> _Stated task_
Give only the number of lines below that contain the word "JSON".

Records that describe figures
* start *

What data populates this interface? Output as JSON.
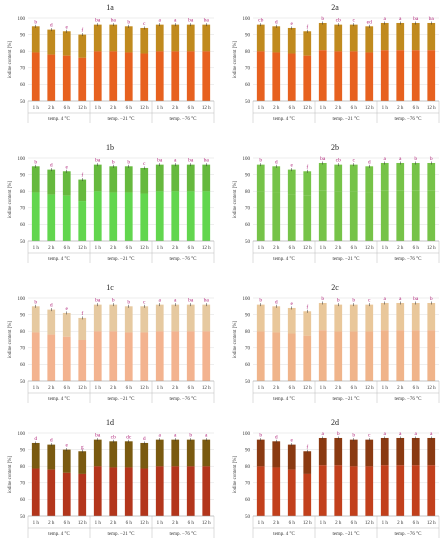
{
  "figure": {
    "ylabel": "iodine content [%]",
    "y_ticks": [
      "100",
      "90",
      "80",
      "70",
      "60",
      "50"
    ],
    "category_labels": [
      "1 h",
      "2 h",
      "6 h",
      "12 h",
      "1 h",
      "2 h",
      "6 h",
      "12 h",
      "1 h",
      "2 h",
      "6 h",
      "12 h"
    ],
    "group_labels": [
      "temp. 4 °C",
      "temp. −21 °C",
      "temp. −76 °C"
    ]
  },
  "chart_data": [
    {
      "id": "1a",
      "title": "1a",
      "type": "bar",
      "colors": {
        "top": "#c08a1e",
        "bottom": "#e7611f"
      },
      "categories": [
        "1 h",
        "2 h",
        "6 h",
        "12 h",
        "1 h",
        "2 h",
        "6 h",
        "12 h",
        "1 h",
        "2 h",
        "6 h",
        "12 h"
      ],
      "values": [
        95,
        93,
        92,
        90,
        96,
        96,
        95,
        94,
        96,
        96,
        96,
        96
      ],
      "letters": [
        "b",
        "d",
        "e",
        "f",
        "ba",
        "ba",
        "b",
        "c",
        "a",
        "a",
        "ba",
        "ba"
      ],
      "ylim": [
        50,
        100
      ],
      "xlabel": "",
      "ylabel": "iodine content [%]"
    },
    {
      "id": "2a",
      "title": "2a",
      "type": "bar",
      "colors": {
        "top": "#c08a1e",
        "bottom": "#e7611f"
      },
      "categories": [
        "1 h",
        "2 h",
        "6 h",
        "12 h",
        "1 h",
        "2 h",
        "6 h",
        "12 h",
        "1 h",
        "2 h",
        "6 h",
        "12 h"
      ],
      "values": [
        96,
        95,
        94,
        92,
        97,
        96,
        96,
        95,
        97,
        97,
        97,
        97
      ],
      "letters": [
        "cb",
        "d",
        "e",
        "f",
        "b",
        "cb",
        "c",
        "ed",
        "a",
        "a",
        "ba",
        "ba"
      ],
      "ylim": [
        50,
        100
      ],
      "xlabel": "",
      "ylabel": "iodine content [%]"
    },
    {
      "id": "1b",
      "title": "1b",
      "type": "bar",
      "colors": {
        "top": "#66b93e",
        "bottom": "#62d64e"
      },
      "categories": [
        "1 h",
        "2 h",
        "6 h",
        "12 h",
        "1 h",
        "2 h",
        "6 h",
        "12 h",
        "1 h",
        "2 h",
        "6 h",
        "12 h"
      ],
      "values": [
        95,
        93,
        92,
        87,
        96,
        95,
        95,
        94,
        96,
        96,
        96,
        96
      ],
      "letters": [
        "b",
        "d",
        "e",
        "f",
        "ba",
        "b",
        "b",
        "c",
        "ba",
        "a",
        "ba",
        "ba"
      ],
      "ylim": [
        50,
        100
      ],
      "xlabel": "",
      "ylabel": "iodine content [%]"
    },
    {
      "id": "2b",
      "title": "2b",
      "type": "bar",
      "colors": {
        "top": "#76c348",
        "bottom": "#76c348"
      },
      "categories": [
        "1 h",
        "2 h",
        "6 h",
        "12 h",
        "1 h",
        "2 h",
        "6 h",
        "12 h",
        "1 h",
        "2 h",
        "6 h",
        "12 h"
      ],
      "values": [
        96,
        95,
        93,
        92,
        97,
        96,
        96,
        95,
        97,
        97,
        97,
        97
      ],
      "letters": [
        "b",
        "d",
        "e",
        "f",
        "ba",
        "cb",
        "c",
        "d",
        "a",
        "a",
        "b",
        "b"
      ],
      "ylim": [
        50,
        100
      ],
      "xlabel": "",
      "ylabel": "iodine content [%]"
    },
    {
      "id": "1c",
      "title": "1c",
      "type": "bar",
      "colors": {
        "top": "#e6c9a0",
        "bottom": "#f3b38f"
      },
      "categories": [
        "1 h",
        "2 h",
        "6 h",
        "12 h",
        "1 h",
        "2 h",
        "6 h",
        "12 h",
        "1 h",
        "2 h",
        "6 h",
        "12 h"
      ],
      "values": [
        95,
        93,
        91,
        88,
        96,
        96,
        95,
        95,
        96,
        96,
        96,
        96
      ],
      "letters": [
        "b",
        "d",
        "e",
        "f",
        "ba",
        "b",
        "b",
        "c",
        "a",
        "a",
        "ba",
        "ba"
      ],
      "ylim": [
        50,
        100
      ],
      "xlabel": "",
      "ylabel": "iodine content [%]"
    },
    {
      "id": "2c",
      "title": "2c",
      "type": "bar",
      "colors": {
        "top": "#e9c79a",
        "bottom": "#f0b48a"
      },
      "categories": [
        "1 h",
        "2 h",
        "6 h",
        "12 h",
        "1 h",
        "2 h",
        "6 h",
        "12 h",
        "1 h",
        "2 h",
        "6 h",
        "12 h"
      ],
      "values": [
        96,
        95,
        94,
        92,
        97,
        96,
        96,
        96,
        97,
        97,
        97,
        97
      ],
      "letters": [
        "b",
        "d",
        "e",
        "f",
        "b",
        "b",
        "b",
        "c",
        "a",
        "a",
        "ba",
        "b"
      ],
      "ylim": [
        50,
        100
      ],
      "xlabel": "",
      "ylabel": "iodine content [%]"
    },
    {
      "id": "1d",
      "title": "1d",
      "type": "bar",
      "colors": {
        "top": "#7a5a10",
        "bottom": "#b3361c"
      },
      "categories": [
        "1 h",
        "2 h",
        "6 h",
        "12 h",
        "1 h",
        "2 h",
        "6 h",
        "12 h",
        "1 h",
        "2 h",
        "6 h",
        "12 h"
      ],
      "values": [
        94,
        93,
        90,
        89,
        96,
        95,
        95,
        94,
        96,
        96,
        96,
        96
      ],
      "letters": [
        "d",
        "d",
        "e",
        "g",
        "ba",
        "cb",
        "dc",
        "d",
        "a",
        "a",
        "b",
        "a"
      ],
      "ylim": [
        50,
        100
      ],
      "xlabel": "",
      "ylabel": "iodine content [%]"
    },
    {
      "id": "2d",
      "title": "2d",
      "type": "bar",
      "colors": {
        "top": "#8a3a12",
        "bottom": "#c2401c"
      },
      "categories": [
        "1 h",
        "2 h",
        "6 h",
        "12 h",
        "1 h",
        "2 h",
        "6 h",
        "12 h",
        "1 h",
        "2 h",
        "6 h",
        "12 h"
      ],
      "values": [
        96,
        95,
        93,
        89,
        97,
        97,
        96,
        96,
        97,
        97,
        97,
        97
      ],
      "letters": [
        "b",
        "d",
        "e",
        "f",
        "a",
        "b",
        "b",
        "c",
        "a",
        "a",
        "a",
        "a"
      ],
      "ylim": [
        50,
        100
      ],
      "xlabel": "",
      "ylabel": "iodine content [%]"
    }
  ]
}
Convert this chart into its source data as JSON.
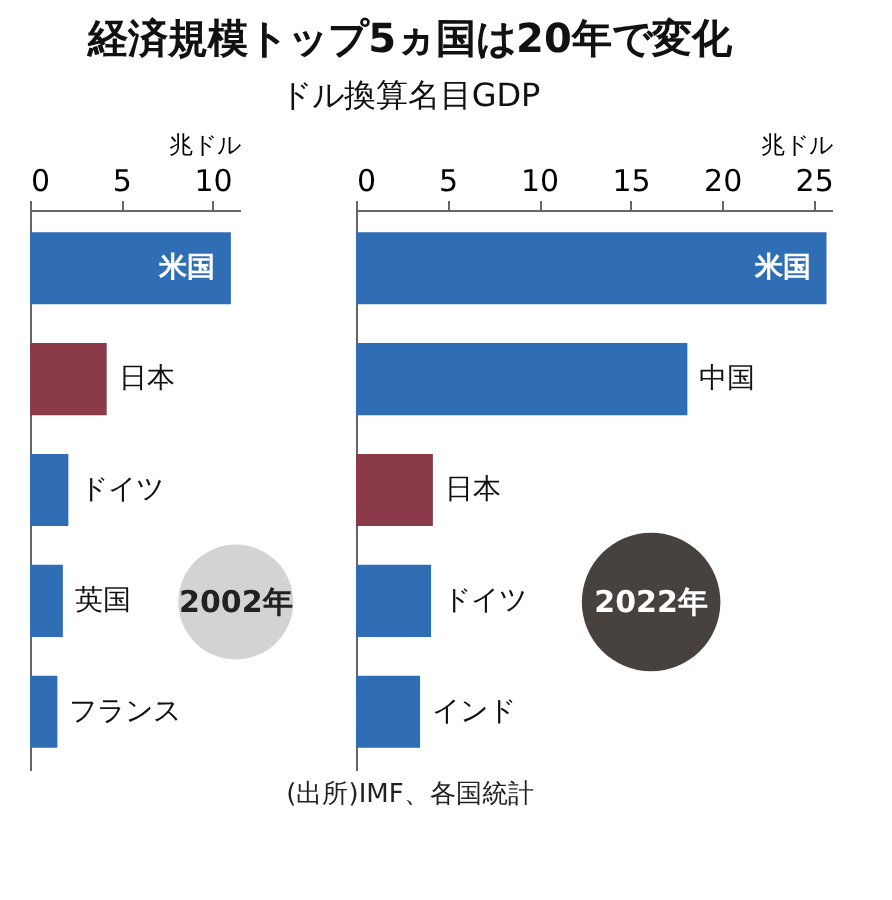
{
  "chart_data": [
    {
      "type": "other",
      "title": "経済規模トップ5ヵ国は20年で変化",
      "subtitle": "ドル換算名目GDP"
    },
    {
      "type": "bar",
      "orientation": "horizontal",
      "xlabel": "兆ドル",
      "categories": [
        "米国",
        "日本",
        "ドイツ",
        "英国",
        "フランス"
      ],
      "values": [
        11.0,
        4.2,
        2.1,
        1.8,
        1.5
      ],
      "colors": [
        "#2f6db5",
        "#8b3a4a",
        "#2f6db5",
        "#2f6db5",
        "#2f6db5"
      ],
      "xlim": [
        0,
        11.5
      ],
      "xticks": [
        0,
        5,
        10
      ],
      "annotations": [
        "2002年"
      ]
    },
    {
      "type": "bar",
      "orientation": "horizontal",
      "xlabel": "兆ドル",
      "categories": [
        "米国",
        "中国",
        "日本",
        "ドイツ",
        "インド"
      ],
      "values": [
        25.7,
        18.1,
        4.2,
        4.1,
        3.5
      ],
      "colors": [
        "#2f6db5",
        "#2f6db5",
        "#8b3a4a",
        "#2f6db5",
        "#2f6db5"
      ],
      "xlim": [
        0,
        26
      ],
      "xticks": [
        0,
        5,
        10,
        15,
        20,
        25
      ],
      "annotations": [
        "2022年",
        "(出所)IMF、各国統計"
      ]
    }
  ]
}
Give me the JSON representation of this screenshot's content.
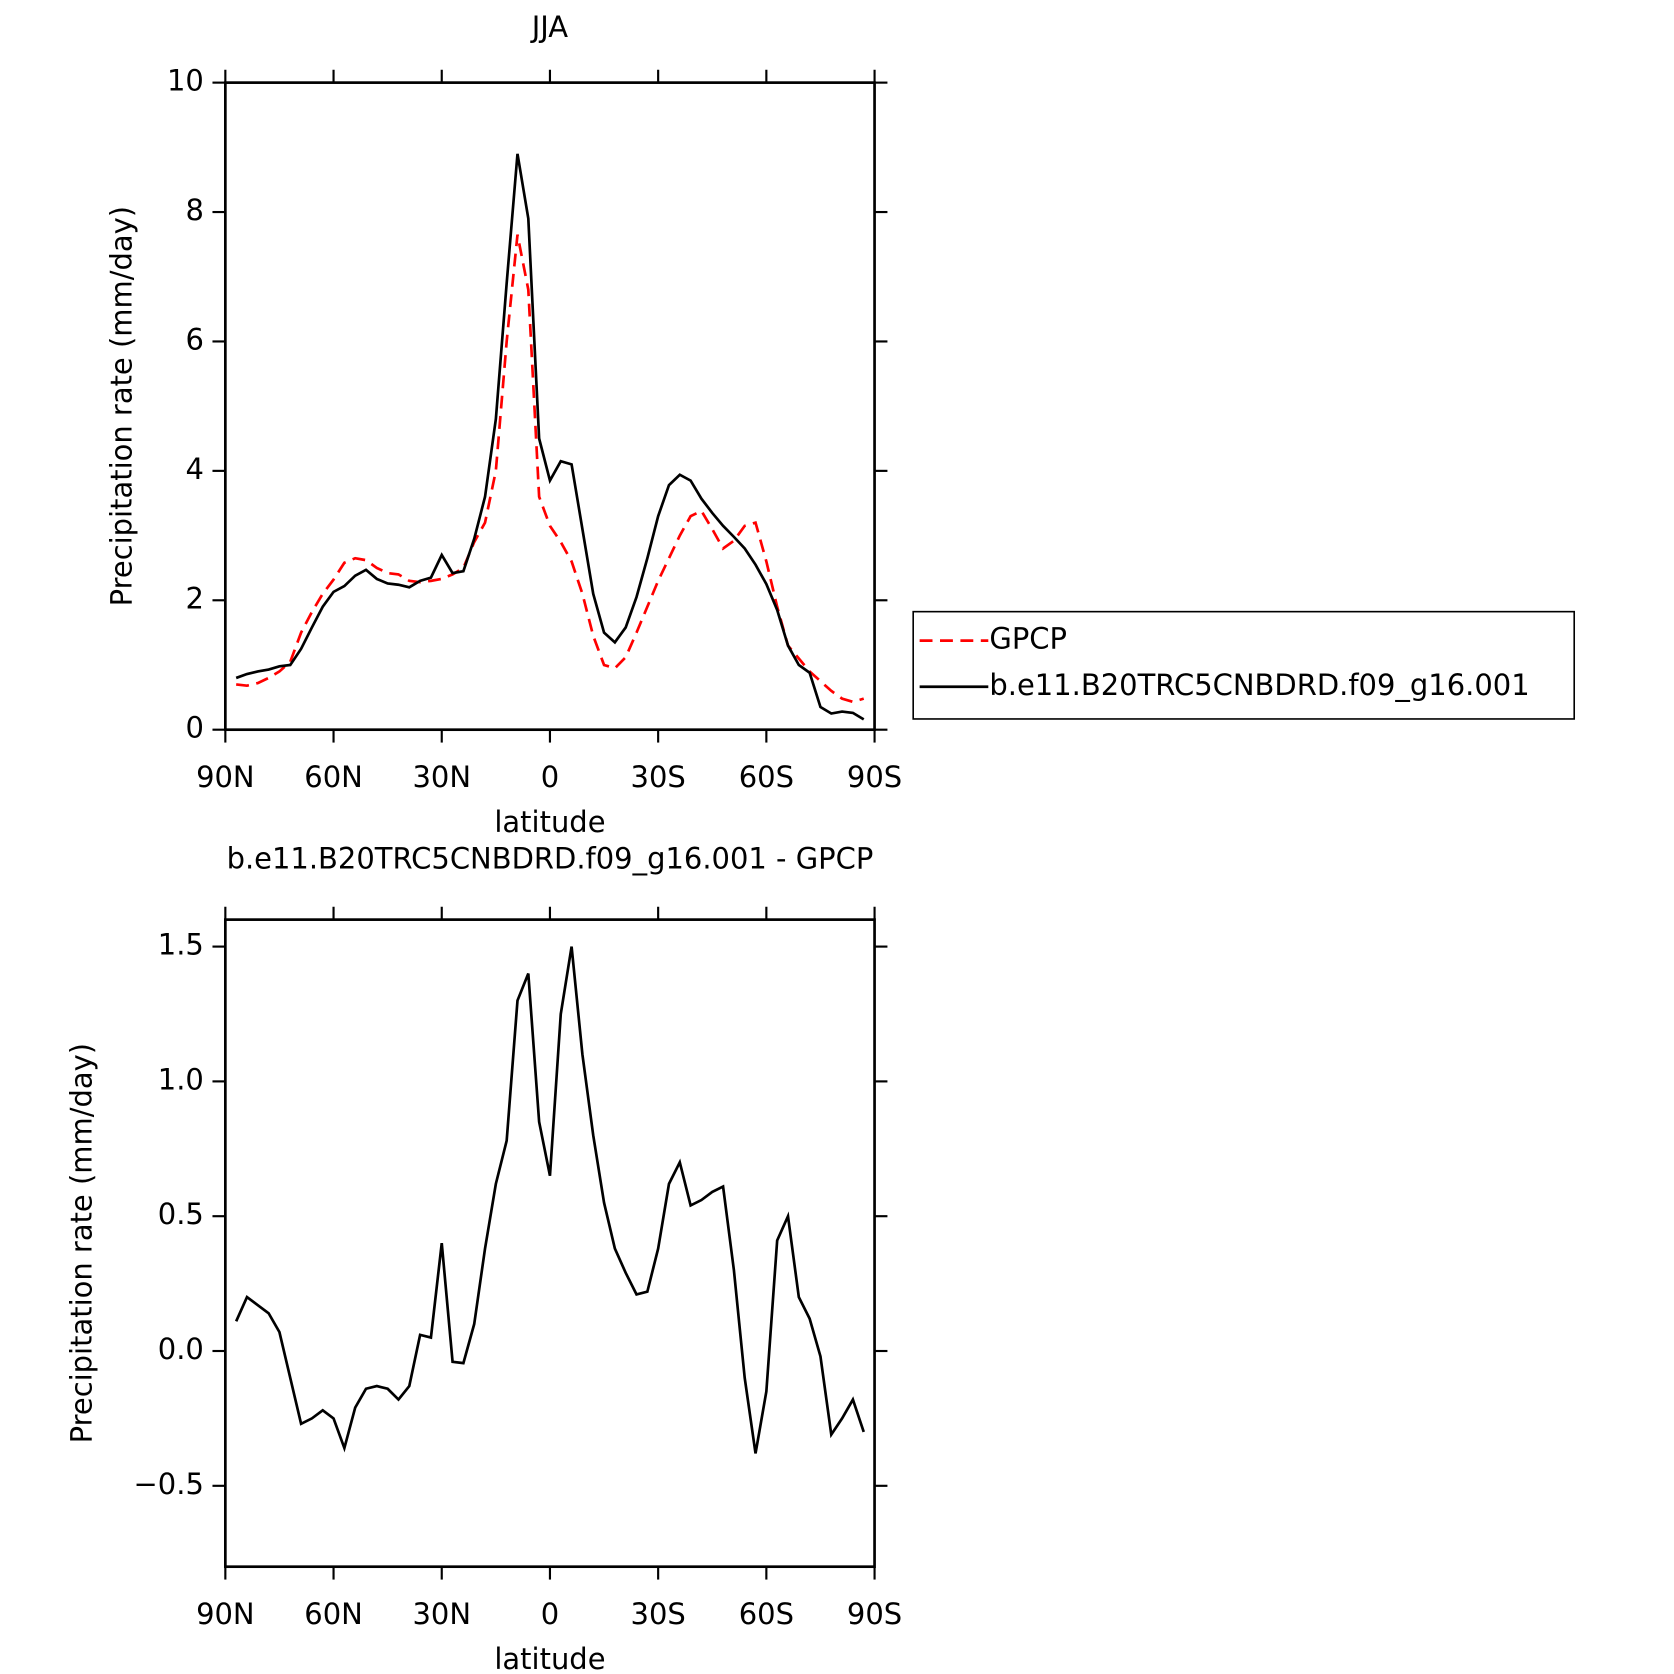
{
  "chart_data": [
    {
      "type": "line",
      "title": "JJA",
      "xlabel": "latitude",
      "ylabel": "Precipitation rate (mm/day)",
      "x": [
        87,
        84,
        81,
        78,
        75,
        72,
        69,
        66,
        63,
        60,
        57,
        54,
        51,
        48,
        45,
        42,
        39,
        36,
        33,
        30,
        27,
        24,
        21,
        18,
        15,
        12,
        9,
        6,
        3,
        0,
        -3,
        -6,
        -9,
        -12,
        -15,
        -18,
        -21,
        -24,
        -27,
        -30,
        -33,
        -36,
        -39,
        -42,
        -45,
        -48,
        -51,
        -54,
        -57,
        -60,
        -63,
        -66,
        -69,
        -72,
        -75,
        -78,
        -81,
        -84,
        -87
      ],
      "series": [
        {
          "name": "GPCP",
          "color": "#ff0000",
          "dashed": true,
          "values": [
            0.7,
            0.68,
            0.72,
            0.8,
            0.9,
            1.05,
            1.5,
            1.82,
            2.1,
            2.32,
            2.58,
            2.65,
            2.62,
            2.5,
            2.42,
            2.4,
            2.3,
            2.28,
            2.3,
            2.33,
            2.4,
            2.5,
            2.9,
            3.2,
            4.0,
            6.0,
            7.65,
            6.8,
            3.6,
            3.15,
            2.9,
            2.6,
            2.1,
            1.45,
            1.0,
            0.95,
            1.12,
            1.5,
            1.9,
            2.3,
            2.65,
            3.0,
            3.3,
            3.38,
            3.1,
            2.8,
            2.92,
            3.15,
            3.2,
            2.6,
            1.9,
            1.3,
            1.1,
            0.9,
            0.75,
            0.6,
            0.48,
            0.43,
            0.48
          ]
        },
        {
          "name": "b.e11.B20TRC5CNBDRD.f09_g16.001",
          "color": "#000000",
          "dashed": false,
          "values": [
            0.8,
            0.86,
            0.9,
            0.93,
            0.98,
            1.0,
            1.25,
            1.58,
            1.9,
            2.13,
            2.22,
            2.38,
            2.47,
            2.33,
            2.26,
            2.24,
            2.2,
            2.3,
            2.35,
            2.7,
            2.42,
            2.45,
            2.95,
            3.6,
            4.8,
            6.9,
            8.9,
            7.9,
            4.5,
            3.85,
            4.15,
            4.1,
            3.1,
            2.1,
            1.5,
            1.35,
            1.58,
            2.05,
            2.65,
            3.3,
            3.78,
            3.94,
            3.85,
            3.57,
            3.35,
            3.15,
            2.98,
            2.8,
            2.55,
            2.25,
            1.85,
            1.3,
            1.0,
            0.88,
            0.35,
            0.25,
            0.28,
            0.26,
            0.16
          ]
        }
      ],
      "xlim": [
        90,
        -90
      ],
      "xticks": [
        {
          "value": 90,
          "label": "90N"
        },
        {
          "value": 60,
          "label": "60N"
        },
        {
          "value": 30,
          "label": "30N"
        },
        0,
        {
          "value": -30,
          "label": "30S"
        },
        {
          "value": -60,
          "label": "60S"
        },
        {
          "value": -90,
          "label": "90S"
        }
      ],
      "ylim": [
        0,
        10
      ],
      "yticks": [
        0,
        2,
        4,
        6,
        8,
        10
      ],
      "legend": "right"
    },
    {
      "type": "line",
      "title": "b.e11.B20TRC5CNBDRD.f09_g16.001 - GPCP",
      "xlabel": "latitude",
      "ylabel": "Precipitation rate (mm/day)",
      "x": [
        87,
        84,
        81,
        78,
        75,
        72,
        69,
        66,
        63,
        60,
        57,
        54,
        51,
        48,
        45,
        42,
        39,
        36,
        33,
        30,
        27,
        24,
        21,
        18,
        15,
        12,
        9,
        6,
        3,
        0,
        -3,
        -6,
        -9,
        -12,
        -15,
        -18,
        -21,
        -24,
        -27,
        -30,
        -33,
        -36,
        -39,
        -42,
        -45,
        -48,
        -51,
        -54,
        -57,
        -60,
        -63,
        -66,
        -69,
        -72,
        -75,
        -78,
        -81,
        -84,
        -87
      ],
      "values": [
        0.11,
        0.2,
        0.17,
        0.14,
        0.07,
        -0.1,
        -0.27,
        -0.25,
        -0.22,
        -0.25,
        -0.36,
        -0.21,
        -0.14,
        -0.13,
        -0.14,
        -0.18,
        -0.13,
        0.06,
        0.05,
        0.4,
        -0.04,
        -0.045,
        0.1,
        0.38,
        0.62,
        0.78,
        1.3,
        1.4,
        0.85,
        0.65,
        1.25,
        1.5,
        1.1,
        0.8,
        0.55,
        0.38,
        0.29,
        0.21,
        0.22,
        0.38,
        0.62,
        0.7,
        0.54,
        0.56,
        0.59,
        0.61,
        0.3,
        -0.1,
        -0.38,
        -0.15,
        0.41,
        0.5,
        0.2,
        0.12,
        -0.02,
        -0.31,
        -0.25,
        -0.18,
        -0.3
      ],
      "color": "#000000",
      "xlim": [
        90,
        -90
      ],
      "xticks": [
        {
          "value": 90,
          "label": "90N"
        },
        {
          "value": 60,
          "label": "60N"
        },
        {
          "value": 30,
          "label": "30N"
        },
        0,
        {
          "value": -30,
          "label": "30S"
        },
        {
          "value": -60,
          "label": "60S"
        },
        {
          "value": -90,
          "label": "90S"
        }
      ],
      "ylim": [
        -0.8,
        1.6
      ],
      "yticks": [
        {
          "value": -0.5,
          "label": "−0.5"
        },
        {
          "value": 0,
          "label": "0.0"
        },
        0.5,
        {
          "value": 1,
          "label": "1.0"
        },
        1.5
      ]
    }
  ]
}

* end *

> _Exercise output_
3